■ TASK TO CARRY OUT
Find the lines that hold the word "mabi" and return them.

■ ENTRIES SHOWN
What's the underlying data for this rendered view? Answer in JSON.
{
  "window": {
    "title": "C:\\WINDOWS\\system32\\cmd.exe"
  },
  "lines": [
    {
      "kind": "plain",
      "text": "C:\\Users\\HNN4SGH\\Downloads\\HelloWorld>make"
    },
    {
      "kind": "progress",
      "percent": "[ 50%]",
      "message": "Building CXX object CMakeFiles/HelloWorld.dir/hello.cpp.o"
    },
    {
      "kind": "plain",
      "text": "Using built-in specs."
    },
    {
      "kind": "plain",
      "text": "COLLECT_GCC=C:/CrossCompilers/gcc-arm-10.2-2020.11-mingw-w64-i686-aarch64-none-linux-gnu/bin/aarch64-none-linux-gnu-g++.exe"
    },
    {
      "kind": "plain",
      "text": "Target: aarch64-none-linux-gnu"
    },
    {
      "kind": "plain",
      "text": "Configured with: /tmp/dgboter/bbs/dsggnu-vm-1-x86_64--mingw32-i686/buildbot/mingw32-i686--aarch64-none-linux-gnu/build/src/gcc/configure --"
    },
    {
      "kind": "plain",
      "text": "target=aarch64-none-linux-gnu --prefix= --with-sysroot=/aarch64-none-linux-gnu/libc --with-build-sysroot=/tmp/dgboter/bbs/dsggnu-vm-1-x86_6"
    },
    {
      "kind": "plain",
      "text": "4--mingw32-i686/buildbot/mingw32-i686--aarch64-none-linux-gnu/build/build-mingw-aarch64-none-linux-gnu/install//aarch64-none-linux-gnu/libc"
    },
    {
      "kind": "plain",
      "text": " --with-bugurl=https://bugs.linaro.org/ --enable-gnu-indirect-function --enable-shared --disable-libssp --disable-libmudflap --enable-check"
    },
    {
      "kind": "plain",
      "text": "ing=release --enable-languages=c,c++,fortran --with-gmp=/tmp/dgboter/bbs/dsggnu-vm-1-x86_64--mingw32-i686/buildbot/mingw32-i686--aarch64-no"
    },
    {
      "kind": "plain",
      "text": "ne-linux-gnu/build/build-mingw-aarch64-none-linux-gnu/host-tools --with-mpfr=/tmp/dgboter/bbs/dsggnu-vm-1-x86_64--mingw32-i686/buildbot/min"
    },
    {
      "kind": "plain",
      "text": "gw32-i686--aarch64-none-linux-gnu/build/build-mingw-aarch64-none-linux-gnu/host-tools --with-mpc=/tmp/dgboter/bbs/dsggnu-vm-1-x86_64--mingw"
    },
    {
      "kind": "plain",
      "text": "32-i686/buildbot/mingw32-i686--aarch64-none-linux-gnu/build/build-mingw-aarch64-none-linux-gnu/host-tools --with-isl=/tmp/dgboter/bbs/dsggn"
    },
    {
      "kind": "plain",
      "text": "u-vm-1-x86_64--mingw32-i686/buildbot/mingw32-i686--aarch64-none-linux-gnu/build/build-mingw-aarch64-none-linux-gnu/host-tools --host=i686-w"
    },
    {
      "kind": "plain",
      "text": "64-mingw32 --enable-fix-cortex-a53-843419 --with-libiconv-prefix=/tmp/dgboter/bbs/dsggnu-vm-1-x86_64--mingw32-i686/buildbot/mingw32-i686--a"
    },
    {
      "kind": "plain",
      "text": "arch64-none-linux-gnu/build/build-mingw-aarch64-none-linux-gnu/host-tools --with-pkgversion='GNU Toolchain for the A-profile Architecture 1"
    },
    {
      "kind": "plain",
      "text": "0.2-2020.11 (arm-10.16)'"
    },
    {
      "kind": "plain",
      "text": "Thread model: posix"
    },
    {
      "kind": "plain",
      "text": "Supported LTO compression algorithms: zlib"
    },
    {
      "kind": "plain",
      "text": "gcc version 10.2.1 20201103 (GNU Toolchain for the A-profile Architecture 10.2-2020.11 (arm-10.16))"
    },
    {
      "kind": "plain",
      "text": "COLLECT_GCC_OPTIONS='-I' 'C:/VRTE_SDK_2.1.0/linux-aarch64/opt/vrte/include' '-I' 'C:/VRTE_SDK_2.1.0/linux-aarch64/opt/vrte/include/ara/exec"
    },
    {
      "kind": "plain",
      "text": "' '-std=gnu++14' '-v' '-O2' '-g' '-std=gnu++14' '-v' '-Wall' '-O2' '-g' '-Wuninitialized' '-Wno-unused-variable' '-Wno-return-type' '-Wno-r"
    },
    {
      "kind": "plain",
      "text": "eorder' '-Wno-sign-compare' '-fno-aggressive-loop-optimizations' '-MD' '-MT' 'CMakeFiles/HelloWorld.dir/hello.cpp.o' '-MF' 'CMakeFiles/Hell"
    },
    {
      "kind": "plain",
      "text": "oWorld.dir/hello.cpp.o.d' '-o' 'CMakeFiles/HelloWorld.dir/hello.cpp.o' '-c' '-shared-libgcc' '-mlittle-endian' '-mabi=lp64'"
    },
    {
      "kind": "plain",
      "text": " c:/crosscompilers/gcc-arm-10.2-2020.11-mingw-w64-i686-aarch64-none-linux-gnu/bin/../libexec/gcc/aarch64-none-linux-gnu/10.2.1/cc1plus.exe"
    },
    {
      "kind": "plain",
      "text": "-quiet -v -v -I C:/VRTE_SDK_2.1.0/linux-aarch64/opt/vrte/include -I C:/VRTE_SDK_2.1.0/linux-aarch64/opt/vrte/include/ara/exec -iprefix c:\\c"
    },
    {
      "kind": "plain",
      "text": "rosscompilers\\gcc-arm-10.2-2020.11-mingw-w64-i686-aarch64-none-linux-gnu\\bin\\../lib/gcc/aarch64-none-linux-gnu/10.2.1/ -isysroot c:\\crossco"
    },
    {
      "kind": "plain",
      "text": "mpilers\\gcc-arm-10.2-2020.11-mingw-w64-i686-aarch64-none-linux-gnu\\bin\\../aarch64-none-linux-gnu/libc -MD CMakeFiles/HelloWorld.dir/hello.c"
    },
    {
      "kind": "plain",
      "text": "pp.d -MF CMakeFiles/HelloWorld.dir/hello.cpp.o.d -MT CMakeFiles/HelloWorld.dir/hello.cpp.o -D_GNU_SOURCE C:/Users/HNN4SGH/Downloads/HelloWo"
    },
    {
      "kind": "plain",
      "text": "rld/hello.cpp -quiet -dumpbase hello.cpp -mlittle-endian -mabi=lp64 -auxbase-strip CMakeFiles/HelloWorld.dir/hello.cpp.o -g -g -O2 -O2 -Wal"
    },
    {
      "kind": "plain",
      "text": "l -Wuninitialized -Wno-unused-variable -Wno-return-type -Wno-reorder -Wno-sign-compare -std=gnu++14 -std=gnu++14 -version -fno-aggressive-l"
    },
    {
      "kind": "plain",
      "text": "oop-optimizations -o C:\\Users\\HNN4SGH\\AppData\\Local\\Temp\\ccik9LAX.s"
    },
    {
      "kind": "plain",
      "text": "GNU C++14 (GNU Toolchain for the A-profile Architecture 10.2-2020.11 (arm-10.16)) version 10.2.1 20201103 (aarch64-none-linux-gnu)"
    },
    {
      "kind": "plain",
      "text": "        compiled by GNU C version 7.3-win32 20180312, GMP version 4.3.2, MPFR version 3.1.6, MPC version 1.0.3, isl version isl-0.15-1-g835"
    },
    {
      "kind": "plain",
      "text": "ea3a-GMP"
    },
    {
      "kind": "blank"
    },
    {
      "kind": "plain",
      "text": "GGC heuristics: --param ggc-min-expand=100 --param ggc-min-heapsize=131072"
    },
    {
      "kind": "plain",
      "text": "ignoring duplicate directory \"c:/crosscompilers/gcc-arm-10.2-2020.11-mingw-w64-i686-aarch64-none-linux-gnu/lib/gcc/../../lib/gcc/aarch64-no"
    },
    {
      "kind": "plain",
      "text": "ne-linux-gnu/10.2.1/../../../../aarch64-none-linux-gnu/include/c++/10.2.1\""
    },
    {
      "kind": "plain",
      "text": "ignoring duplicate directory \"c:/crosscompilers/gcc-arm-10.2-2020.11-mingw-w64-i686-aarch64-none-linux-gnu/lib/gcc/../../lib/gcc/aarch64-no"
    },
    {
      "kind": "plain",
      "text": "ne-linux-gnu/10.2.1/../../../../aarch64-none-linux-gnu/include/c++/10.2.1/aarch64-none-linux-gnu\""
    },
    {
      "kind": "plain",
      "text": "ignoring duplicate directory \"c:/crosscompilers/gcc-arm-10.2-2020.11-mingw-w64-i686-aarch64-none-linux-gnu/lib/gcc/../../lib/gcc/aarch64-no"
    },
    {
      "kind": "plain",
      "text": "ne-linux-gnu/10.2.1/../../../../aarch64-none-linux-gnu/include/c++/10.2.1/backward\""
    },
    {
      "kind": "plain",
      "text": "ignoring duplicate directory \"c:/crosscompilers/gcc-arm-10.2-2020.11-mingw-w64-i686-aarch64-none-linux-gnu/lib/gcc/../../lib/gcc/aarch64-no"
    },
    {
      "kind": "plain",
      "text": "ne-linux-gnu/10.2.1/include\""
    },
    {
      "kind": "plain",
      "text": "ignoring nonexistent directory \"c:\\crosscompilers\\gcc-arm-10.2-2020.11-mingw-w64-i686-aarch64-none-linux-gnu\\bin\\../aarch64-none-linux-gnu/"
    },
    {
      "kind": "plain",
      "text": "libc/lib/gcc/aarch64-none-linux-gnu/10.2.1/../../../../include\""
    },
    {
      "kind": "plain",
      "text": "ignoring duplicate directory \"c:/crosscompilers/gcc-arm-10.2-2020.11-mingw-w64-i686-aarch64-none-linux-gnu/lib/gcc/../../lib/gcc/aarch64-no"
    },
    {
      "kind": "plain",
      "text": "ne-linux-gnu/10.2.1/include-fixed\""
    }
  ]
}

■ FULL ANSWER
      "text": "oWorld.dir/hello.cpp.o.d' '-o' 'CMakeFiles/HelloWorld.dir/hello.cpp.o' '-c' '-shared-libgcc' '-mlittle-endian' '-mabi=lp64'"
      "text": "rld/hello.cpp -quiet -dumpbase hello.cpp -mlittle-endian -mabi=lp64 -auxbase-strip CMakeFiles/HelloWorld.dir/hello.cpp.o -g -g -O2 -O2 -Wal"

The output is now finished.